Available records:
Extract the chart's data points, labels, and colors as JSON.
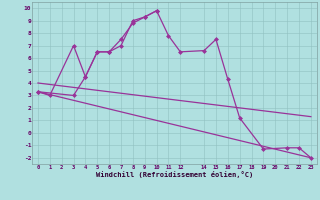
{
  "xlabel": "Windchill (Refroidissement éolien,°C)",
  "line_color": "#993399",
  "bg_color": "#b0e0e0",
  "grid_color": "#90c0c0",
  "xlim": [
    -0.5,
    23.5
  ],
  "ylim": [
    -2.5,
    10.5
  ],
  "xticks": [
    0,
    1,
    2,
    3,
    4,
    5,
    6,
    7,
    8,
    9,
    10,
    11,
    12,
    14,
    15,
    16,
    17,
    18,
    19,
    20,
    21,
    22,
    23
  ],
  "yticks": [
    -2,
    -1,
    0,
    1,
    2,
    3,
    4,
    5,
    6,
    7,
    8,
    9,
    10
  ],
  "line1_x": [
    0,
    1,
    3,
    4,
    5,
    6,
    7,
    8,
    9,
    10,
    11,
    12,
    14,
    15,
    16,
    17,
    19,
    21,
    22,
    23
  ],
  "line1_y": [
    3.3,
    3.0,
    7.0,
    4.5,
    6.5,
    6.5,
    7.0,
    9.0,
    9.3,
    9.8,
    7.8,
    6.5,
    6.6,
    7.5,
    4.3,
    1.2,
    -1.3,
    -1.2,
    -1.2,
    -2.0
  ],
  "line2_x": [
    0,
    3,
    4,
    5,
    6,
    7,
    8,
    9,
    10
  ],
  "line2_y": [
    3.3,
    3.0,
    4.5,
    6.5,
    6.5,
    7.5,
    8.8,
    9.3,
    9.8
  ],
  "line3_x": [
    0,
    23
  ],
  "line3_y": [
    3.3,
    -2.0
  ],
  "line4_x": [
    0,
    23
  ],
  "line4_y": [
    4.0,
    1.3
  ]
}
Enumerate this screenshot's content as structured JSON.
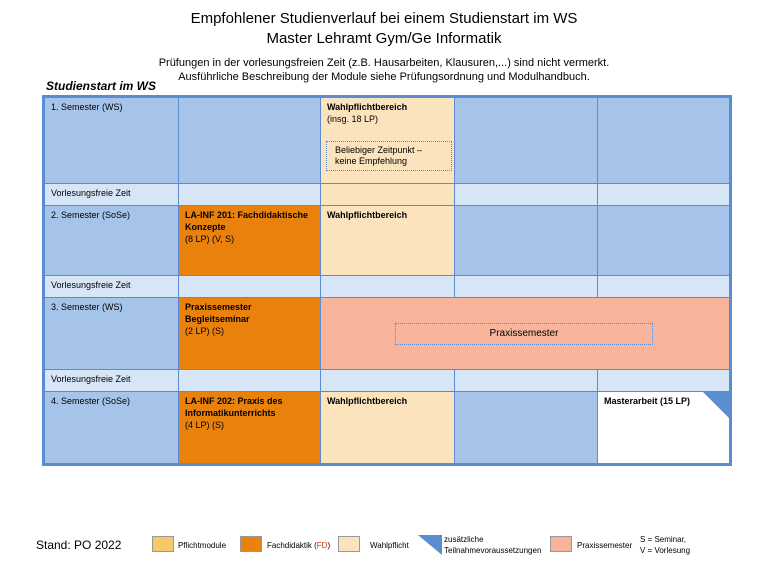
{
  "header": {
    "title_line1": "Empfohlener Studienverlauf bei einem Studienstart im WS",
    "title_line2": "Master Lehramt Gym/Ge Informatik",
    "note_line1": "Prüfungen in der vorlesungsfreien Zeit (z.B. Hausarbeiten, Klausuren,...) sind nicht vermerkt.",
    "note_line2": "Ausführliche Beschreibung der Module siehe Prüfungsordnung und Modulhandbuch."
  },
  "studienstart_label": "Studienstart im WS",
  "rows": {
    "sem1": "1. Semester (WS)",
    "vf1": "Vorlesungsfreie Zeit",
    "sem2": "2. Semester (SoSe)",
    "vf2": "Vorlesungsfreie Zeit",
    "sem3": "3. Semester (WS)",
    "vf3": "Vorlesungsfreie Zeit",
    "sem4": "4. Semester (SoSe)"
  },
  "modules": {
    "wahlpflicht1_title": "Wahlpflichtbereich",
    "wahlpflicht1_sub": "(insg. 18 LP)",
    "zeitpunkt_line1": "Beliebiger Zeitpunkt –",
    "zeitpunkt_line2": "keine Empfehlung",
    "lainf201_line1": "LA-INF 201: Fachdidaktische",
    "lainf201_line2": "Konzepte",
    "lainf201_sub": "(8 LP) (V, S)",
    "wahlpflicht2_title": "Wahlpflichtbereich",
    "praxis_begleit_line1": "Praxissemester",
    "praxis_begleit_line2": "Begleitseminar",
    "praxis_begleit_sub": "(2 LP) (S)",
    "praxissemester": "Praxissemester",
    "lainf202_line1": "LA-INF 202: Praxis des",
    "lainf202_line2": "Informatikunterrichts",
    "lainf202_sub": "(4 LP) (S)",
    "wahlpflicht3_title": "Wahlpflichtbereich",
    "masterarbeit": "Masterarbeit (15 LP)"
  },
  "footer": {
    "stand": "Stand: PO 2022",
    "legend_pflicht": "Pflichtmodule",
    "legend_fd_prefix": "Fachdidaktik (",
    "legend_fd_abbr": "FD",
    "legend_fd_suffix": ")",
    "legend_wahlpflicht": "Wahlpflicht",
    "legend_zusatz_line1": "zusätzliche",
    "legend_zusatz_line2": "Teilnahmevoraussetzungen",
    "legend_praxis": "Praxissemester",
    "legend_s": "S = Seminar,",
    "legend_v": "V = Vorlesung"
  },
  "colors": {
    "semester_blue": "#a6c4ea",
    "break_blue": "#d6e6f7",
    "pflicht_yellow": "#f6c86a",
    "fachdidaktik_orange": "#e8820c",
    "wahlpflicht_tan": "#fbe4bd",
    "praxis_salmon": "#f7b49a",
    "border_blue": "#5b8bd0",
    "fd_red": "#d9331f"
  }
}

Aim of the task: Output the entries above exactly, without their pictures.

Solution to the exercise:
Extract the chart's data points, labels, and colors as JSON.
{
  "xlabel": "Windchill (Refroidissement éolien,°C)",
  "line_color": "#993399",
  "bg_color": "#b0e0e0",
  "grid_color": "#90c0c0",
  "xlim": [
    -0.5,
    23.5
  ],
  "ylim": [
    -2.5,
    10.5
  ],
  "xticks": [
    0,
    1,
    2,
    3,
    4,
    5,
    6,
    7,
    8,
    9,
    10,
    11,
    12,
    14,
    15,
    16,
    17,
    18,
    19,
    20,
    21,
    22,
    23
  ],
  "yticks": [
    -2,
    -1,
    0,
    1,
    2,
    3,
    4,
    5,
    6,
    7,
    8,
    9,
    10
  ],
  "line1_x": [
    0,
    1,
    3,
    4,
    5,
    6,
    7,
    8,
    9,
    10,
    11,
    12,
    14,
    15,
    16,
    17,
    19,
    21,
    22,
    23
  ],
  "line1_y": [
    3.3,
    3.0,
    7.0,
    4.5,
    6.5,
    6.5,
    7.0,
    9.0,
    9.3,
    9.8,
    7.8,
    6.5,
    6.6,
    7.5,
    4.3,
    1.2,
    -1.3,
    -1.2,
    -1.2,
    -2.0
  ],
  "line2_x": [
    0,
    3,
    4,
    5,
    6,
    7,
    8,
    9,
    10
  ],
  "line2_y": [
    3.3,
    3.0,
    4.5,
    6.5,
    6.5,
    7.5,
    8.8,
    9.3,
    9.8
  ],
  "line3_x": [
    0,
    23
  ],
  "line3_y": [
    3.3,
    -2.0
  ],
  "line4_x": [
    0,
    23
  ],
  "line4_y": [
    4.0,
    1.3
  ]
}
Enumerate this screenshot's content as structured JSON.
{
  "header": {
    "title_line1": "Empfohlener Studienverlauf bei einem Studienstart im WS",
    "title_line2": "Master Lehramt Gym/Ge Informatik",
    "note_line1": "Prüfungen in der vorlesungsfreien Zeit (z.B. Hausarbeiten, Klausuren,...) sind nicht vermerkt.",
    "note_line2": "Ausführliche Beschreibung der Module siehe Prüfungsordnung und Modulhandbuch."
  },
  "studienstart_label": "Studienstart im WS",
  "rows": {
    "sem1": "1. Semester (WS)",
    "vf1": "Vorlesungsfreie Zeit",
    "sem2": "2. Semester (SoSe)",
    "vf2": "Vorlesungsfreie Zeit",
    "sem3": "3. Semester (WS)",
    "vf3": "Vorlesungsfreie Zeit",
    "sem4": "4. Semester (SoSe)"
  },
  "modules": {
    "wahlpflicht1_title": "Wahlpflichtbereich",
    "wahlpflicht1_sub": "(insg. 18 LP)",
    "zeitpunkt_line1": "Beliebiger Zeitpunkt –",
    "zeitpunkt_line2": "keine Empfehlung",
    "lainf201_line1": "LA-INF 201: Fachdidaktische",
    "lainf201_line2": "Konzepte",
    "lainf201_sub": "(8 LP) (V, S)",
    "wahlpflicht2_title": "Wahlpflichtbereich",
    "praxis_begleit_line1": "Praxissemester",
    "praxis_begleit_line2": "Begleitseminar",
    "praxis_begleit_sub": "(2 LP) (S)",
    "praxissemester": "Praxissemester",
    "lainf202_line1": "LA-INF 202: Praxis des",
    "lainf202_line2": "Informatikunterrichts",
    "lainf202_sub": "(4 LP) (S)",
    "wahlpflicht3_title": "Wahlpflichtbereich",
    "masterarbeit": "Masterarbeit (15 LP)"
  },
  "footer": {
    "stand": "Stand: PO 2022",
    "legend_pflicht": "Pflichtmodule",
    "legend_fd_prefix": "Fachdidaktik (",
    "legend_fd_abbr": "FD",
    "legend_fd_suffix": ")",
    "legend_wahlpflicht": "Wahlpflicht",
    "legend_zusatz_line1": "zusätzliche",
    "legend_zusatz_line2": "Teilnahmevoraussetzungen",
    "legend_praxis": "Praxissemester",
    "legend_s": "S = Seminar,",
    "legend_v": "V = Vorlesung"
  },
  "colors": {
    "semester_blue": "#a6c4ea",
    "break_blue": "#d6e6f7",
    "pflicht_yellow": "#f6c86a",
    "fachdidaktik_orange": "#e8820c",
    "wahlpflicht_tan": "#fbe4bd",
    "praxis_salmon": "#f7b49a",
    "border_blue": "#5b8bd0",
    "fd_red": "#d9331f"
  }
}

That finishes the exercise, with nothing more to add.